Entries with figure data
--

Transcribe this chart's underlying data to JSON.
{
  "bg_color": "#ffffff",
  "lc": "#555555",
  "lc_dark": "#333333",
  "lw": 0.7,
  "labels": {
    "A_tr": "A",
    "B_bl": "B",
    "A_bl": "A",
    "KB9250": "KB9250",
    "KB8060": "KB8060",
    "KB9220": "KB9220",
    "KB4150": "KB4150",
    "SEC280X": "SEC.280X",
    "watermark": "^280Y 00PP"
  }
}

--

__What is being asked__:
Repeat the preceding lines exactly, please, every one of them.

__Problem solution__:
Transcribe this chart's underlying data to JSON.
{
  "bg_color": "#ffffff",
  "lc": "#555555",
  "lc_dark": "#333333",
  "lw": 0.7,
  "labels": {
    "A_tr": "A",
    "B_bl": "B",
    "A_bl": "A",
    "KB9250": "KB9250",
    "KB8060": "KB8060",
    "KB9220": "KB9220",
    "KB4150": "KB4150",
    "SEC280X": "SEC.280X",
    "watermark": "^280Y 00PP"
  }
}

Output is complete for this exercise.